TASK GOAL: Write out all the entries word for word and omit any pictures.

------------------------------------

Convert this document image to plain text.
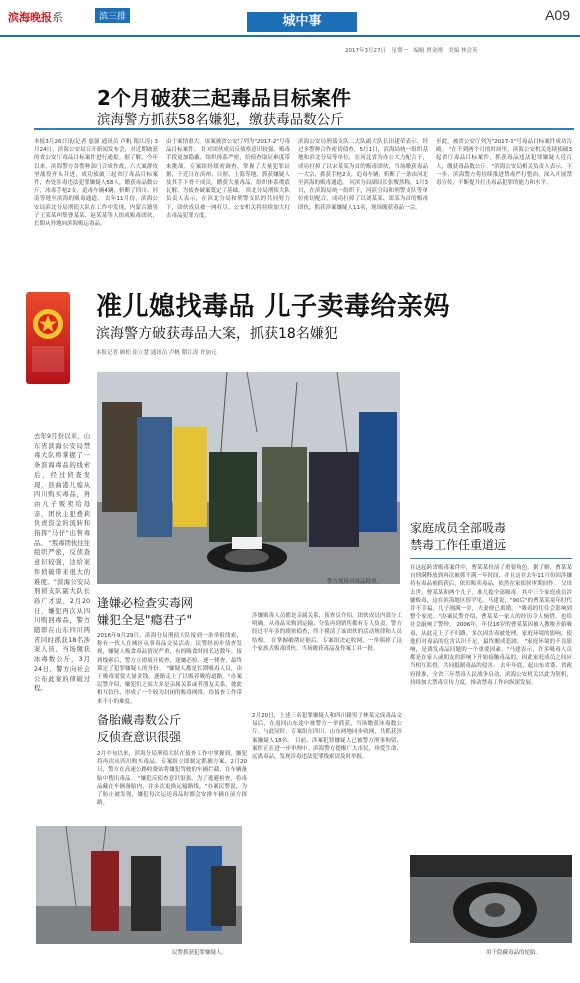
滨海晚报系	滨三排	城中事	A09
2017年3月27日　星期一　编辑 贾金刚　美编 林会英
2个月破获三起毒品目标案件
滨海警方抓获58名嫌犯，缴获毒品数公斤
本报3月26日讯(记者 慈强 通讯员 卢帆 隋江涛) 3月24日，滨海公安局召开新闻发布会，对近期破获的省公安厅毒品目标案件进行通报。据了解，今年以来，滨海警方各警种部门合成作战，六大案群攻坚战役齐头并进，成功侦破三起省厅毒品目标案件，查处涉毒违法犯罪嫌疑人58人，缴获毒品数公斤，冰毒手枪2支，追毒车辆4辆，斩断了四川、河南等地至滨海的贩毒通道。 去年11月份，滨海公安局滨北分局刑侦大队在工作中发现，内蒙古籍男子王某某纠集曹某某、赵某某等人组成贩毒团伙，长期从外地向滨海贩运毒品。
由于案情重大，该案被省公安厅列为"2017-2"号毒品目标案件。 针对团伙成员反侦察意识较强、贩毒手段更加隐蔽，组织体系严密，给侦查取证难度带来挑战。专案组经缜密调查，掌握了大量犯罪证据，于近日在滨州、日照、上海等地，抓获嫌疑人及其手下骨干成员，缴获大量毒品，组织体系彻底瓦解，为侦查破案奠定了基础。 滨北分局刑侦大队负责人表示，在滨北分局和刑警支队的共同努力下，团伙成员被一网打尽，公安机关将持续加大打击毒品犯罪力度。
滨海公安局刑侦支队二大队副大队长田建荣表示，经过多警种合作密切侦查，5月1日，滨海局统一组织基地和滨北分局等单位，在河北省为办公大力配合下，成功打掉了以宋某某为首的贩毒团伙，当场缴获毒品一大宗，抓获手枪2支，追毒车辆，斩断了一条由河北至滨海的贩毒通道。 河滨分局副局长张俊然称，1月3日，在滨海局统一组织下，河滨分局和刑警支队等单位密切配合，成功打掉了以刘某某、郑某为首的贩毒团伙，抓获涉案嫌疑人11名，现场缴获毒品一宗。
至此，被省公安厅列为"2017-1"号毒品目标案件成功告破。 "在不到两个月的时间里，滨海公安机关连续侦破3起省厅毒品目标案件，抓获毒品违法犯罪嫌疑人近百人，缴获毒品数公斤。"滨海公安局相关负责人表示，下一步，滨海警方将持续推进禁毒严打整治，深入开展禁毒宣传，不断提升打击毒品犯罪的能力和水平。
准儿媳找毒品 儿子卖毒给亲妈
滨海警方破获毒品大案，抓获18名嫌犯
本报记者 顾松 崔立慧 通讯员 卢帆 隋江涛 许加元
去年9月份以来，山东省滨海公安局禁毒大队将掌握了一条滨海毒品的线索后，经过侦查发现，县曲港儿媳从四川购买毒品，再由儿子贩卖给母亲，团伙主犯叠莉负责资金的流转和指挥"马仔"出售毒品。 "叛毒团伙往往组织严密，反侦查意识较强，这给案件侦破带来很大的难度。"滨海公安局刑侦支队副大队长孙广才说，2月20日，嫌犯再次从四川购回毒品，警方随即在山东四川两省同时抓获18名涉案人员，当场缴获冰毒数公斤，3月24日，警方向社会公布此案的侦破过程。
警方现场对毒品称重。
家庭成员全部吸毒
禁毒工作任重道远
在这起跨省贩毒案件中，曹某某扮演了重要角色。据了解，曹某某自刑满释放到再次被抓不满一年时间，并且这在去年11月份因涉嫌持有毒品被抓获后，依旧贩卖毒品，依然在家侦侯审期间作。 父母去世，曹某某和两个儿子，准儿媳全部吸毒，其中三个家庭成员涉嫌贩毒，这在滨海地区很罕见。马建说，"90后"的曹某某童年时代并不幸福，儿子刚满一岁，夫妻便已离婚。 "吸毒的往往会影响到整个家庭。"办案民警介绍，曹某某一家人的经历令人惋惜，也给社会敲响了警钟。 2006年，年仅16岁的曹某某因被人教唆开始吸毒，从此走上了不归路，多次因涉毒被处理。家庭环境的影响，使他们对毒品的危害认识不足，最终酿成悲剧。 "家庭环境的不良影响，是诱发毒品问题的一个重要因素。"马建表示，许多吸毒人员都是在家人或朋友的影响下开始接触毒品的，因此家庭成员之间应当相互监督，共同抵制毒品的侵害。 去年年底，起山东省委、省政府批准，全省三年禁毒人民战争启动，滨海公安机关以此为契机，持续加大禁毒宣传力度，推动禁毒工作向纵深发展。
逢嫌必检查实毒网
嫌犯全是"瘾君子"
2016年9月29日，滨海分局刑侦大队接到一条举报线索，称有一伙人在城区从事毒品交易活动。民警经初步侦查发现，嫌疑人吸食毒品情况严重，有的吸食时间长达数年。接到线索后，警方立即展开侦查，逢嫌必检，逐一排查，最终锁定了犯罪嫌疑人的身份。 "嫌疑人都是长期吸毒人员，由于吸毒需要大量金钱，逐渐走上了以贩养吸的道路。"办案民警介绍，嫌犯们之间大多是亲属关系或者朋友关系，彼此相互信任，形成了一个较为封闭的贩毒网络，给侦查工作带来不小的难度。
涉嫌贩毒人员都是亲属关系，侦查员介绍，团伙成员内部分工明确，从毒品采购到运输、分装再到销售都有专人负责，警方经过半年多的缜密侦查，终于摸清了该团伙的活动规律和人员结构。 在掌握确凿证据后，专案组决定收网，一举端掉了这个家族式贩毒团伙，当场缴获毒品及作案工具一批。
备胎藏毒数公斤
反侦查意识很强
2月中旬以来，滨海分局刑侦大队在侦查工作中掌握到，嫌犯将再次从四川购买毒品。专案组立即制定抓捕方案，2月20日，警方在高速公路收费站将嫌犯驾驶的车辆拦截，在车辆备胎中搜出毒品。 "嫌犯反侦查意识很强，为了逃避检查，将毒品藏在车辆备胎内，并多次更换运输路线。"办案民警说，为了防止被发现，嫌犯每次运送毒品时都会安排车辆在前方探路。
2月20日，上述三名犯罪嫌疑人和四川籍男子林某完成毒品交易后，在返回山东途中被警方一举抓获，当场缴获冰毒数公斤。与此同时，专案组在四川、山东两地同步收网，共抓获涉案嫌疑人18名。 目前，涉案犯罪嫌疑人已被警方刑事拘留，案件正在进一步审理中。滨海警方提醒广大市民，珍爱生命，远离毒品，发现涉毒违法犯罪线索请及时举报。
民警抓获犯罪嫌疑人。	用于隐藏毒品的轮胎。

------------------------------------

RESPONSE TO THE EXERCISE:
Convert this document image to plain text.
滨海晚报系	滨三排	城中事	A09
2017年3月27日　星期一　编辑 贾金刚　美编 林会英
2个月破获三起毒品目标案件
滨海警方抓获58名嫌犯，缴获毒品数公斤
本报3月26日讯(记者 慈强 通讯员 卢帆 隋江涛) 3月24日，滨海公安局召开新闻发布会，对近期破获的省公安厅毒品目标案件进行通报。据了解，今年以来，滨海警方各警种部门合成作战，六大案群攻坚战役齐头并进，成功侦破三起省厅毒品目标案件，查处涉毒违法犯罪嫌疑人58人，缴获毒品数公斤，冰毒手枪2支，追毒车辆4辆，斩断了四川、河南等地至滨海的贩毒通道。 去年11月份，滨海公安局滨北分局刑侦大队在工作中发现，内蒙古籍男子王某某纠集曹某某、赵某某等人组成贩毒团伙，长期从外地向滨海贩运毒品。
由于案情重大，该案被省公安厅列为"2017-2"号毒品目标案件。 针对团伙成员反侦察意识较强、贩毒手段更加隐蔽，组织体系严密，给侦查取证难度带来挑战。专案组经缜密调查，掌握了大量犯罪证据，于近日在滨州、日照、上海等地，抓获嫌疑人及其手下骨干成员，缴获大量毒品，组织体系彻底瓦解，为侦查破案奠定了基础。 滨北分局刑侦大队负责人表示，在滨北分局和刑警支队的共同努力下，团伙成员被一网打尽，公安机关将持续加大打击毒品犯罪力度。
滨海公安局刑侦支队二大队副大队长田建荣表示，经过多警种合作密切侦查，5月1日，滨海局统一组织基地和滨北分局等单位，在河北省为办公大力配合下，成功打掉了以宋某某为首的贩毒团伙，当场缴获毒品一大宗，抓获手枪2支，追毒车辆，斩断了一条由河北至滨海的贩毒通道。 河滨分局副局长张俊然称，1月3日，在滨海局统一组织下，河滨分局和刑警支队等单位密切配合，成功打掉了以刘某某、郑某为首的贩毒团伙，抓获涉案嫌疑人11名，现场缴获毒品一宗。
至此，被省公安厅列为"2017-1"号毒品目标案件成功告破。 "在不到两个月的时间里，滨海公安机关连续侦破3起省厅毒品目标案件，抓获毒品违法犯罪嫌疑人近百人，缴获毒品数公斤。"滨海公安局相关负责人表示，下一步，滨海警方将持续推进禁毒严打整治，深入开展禁毒宣传，不断提升打击毒品犯罪的能力和水平。
准儿媳找毒品 儿子卖毒给亲妈
滨海警方破获毒品大案，抓获18名嫌犯
本报记者 顾松 崔立慧 通讯员 卢帆 隋江涛 许加元
去年9月份以来，山东省滨海公安局禁毒大队将掌握了一条滨海毒品的线索后，经过侦查发现，县曲港儿媳从四川购买毒品，再由儿子贩卖给母亲，团伙主犯叠莉负责资金的流转和指挥"马仔"出售毒品。 "叛毒团伙往往组织严密，反侦查意识较强，这给案件侦破带来很大的难度。"滨海公安局刑侦支队副大队长孙广才说，2月20日，嫌犯再次从四川购回毒品，警方随即在山东四川两省同时抓获18名涉案人员，当场缴获冰毒数公斤，3月24日，警方向社会公布此案的侦破过程。
警方现场对毒品称重。
家庭成员全部吸毒
禁毒工作任重道远
在这起跨省贩毒案件中，曹某某扮演了重要角色。据了解，曹某某自刑满释放到再次被抓不满一年时间，并且这在去年11月份因涉嫌持有毒品被抓获后，依旧贩卖毒品，依然在家侦侯审期间作。 父母去世，曹某某和两个儿子，准儿媳全部吸毒，其中三个家庭成员涉嫌贩毒，这在滨海地区很罕见。马建说，"90后"的曹某某童年时代并不幸福，儿子刚满一岁，夫妻便已离婚。 "吸毒的往往会影响到整个家庭。"办案民警介绍，曹某某一家人的经历令人惋惜，也给社会敲响了警钟。 2006年，年仅16岁的曹某某因被人教唆开始吸毒，从此走上了不归路，多次因涉毒被处理。家庭环境的影响，使他们对毒品的危害认识不足，最终酿成悲剧。 "家庭环境的不良影响，是诱发毒品问题的一个重要因素。"马建表示，许多吸毒人员都是在家人或朋友的影响下开始接触毒品的，因此家庭成员之间应当相互监督，共同抵制毒品的侵害。 去年年底，起山东省委、省政府批准，全省三年禁毒人民战争启动，滨海公安机关以此为契机，持续加大禁毒宣传力度，推动禁毒工作向纵深发展。
逢嫌必检查实毒网
嫌犯全是"瘾君子"
2016年9月29日，滨海分局刑侦大队接到一条举报线索，称有一伙人在城区从事毒品交易活动。民警经初步侦查发现，嫌疑人吸食毒品情况严重，有的吸食时间长达数年。接到线索后，警方立即展开侦查，逢嫌必检，逐一排查，最终锁定了犯罪嫌疑人的身份。 "嫌疑人都是长期吸毒人员，由于吸毒需要大量金钱，逐渐走上了以贩养吸的道路。"办案民警介绍，嫌犯们之间大多是亲属关系或者朋友关系，彼此相互信任，形成了一个较为封闭的贩毒网络，给侦查工作带来不小的难度。
涉嫌贩毒人员都是亲属关系，侦查员介绍，团伙成员内部分工明确，从毒品采购到运输、分装再到销售都有专人负责，警方经过半年多的缜密侦查，终于摸清了该团伙的活动规律和人员结构。 在掌握确凿证据后，专案组决定收网，一举端掉了这个家族式贩毒团伙，当场缴获毒品及作案工具一批。
备胎藏毒数公斤
反侦查意识很强
2月中旬以来，滨海分局刑侦大队在侦查工作中掌握到，嫌犯将再次从四川购买毒品。专案组立即制定抓捕方案，2月20日，警方在高速公路收费站将嫌犯驾驶的车辆拦截，在车辆备胎中搜出毒品。 "嫌犯反侦查意识很强，为了逃避检查，将毒品藏在车辆备胎内，并多次更换运输路线。"办案民警说，为了防止被发现，嫌犯每次运送毒品时都会安排车辆在前方探路。
2月20日，上述三名犯罪嫌疑人和四川籍男子林某完成毒品交易后，在返回山东途中被警方一举抓获，当场缴获冰毒数公斤。与此同时，专案组在四川、山东两地同步收网，共抓获涉案嫌疑人18名。 目前，涉案犯罪嫌疑人已被警方刑事拘留，案件正在进一步审理中。滨海警方提醒广大市民，珍爱生命，远离毒品，发现涉毒违法犯罪线索请及时举报。
民警抓获犯罪嫌疑人。	用于隐藏毒品的轮胎。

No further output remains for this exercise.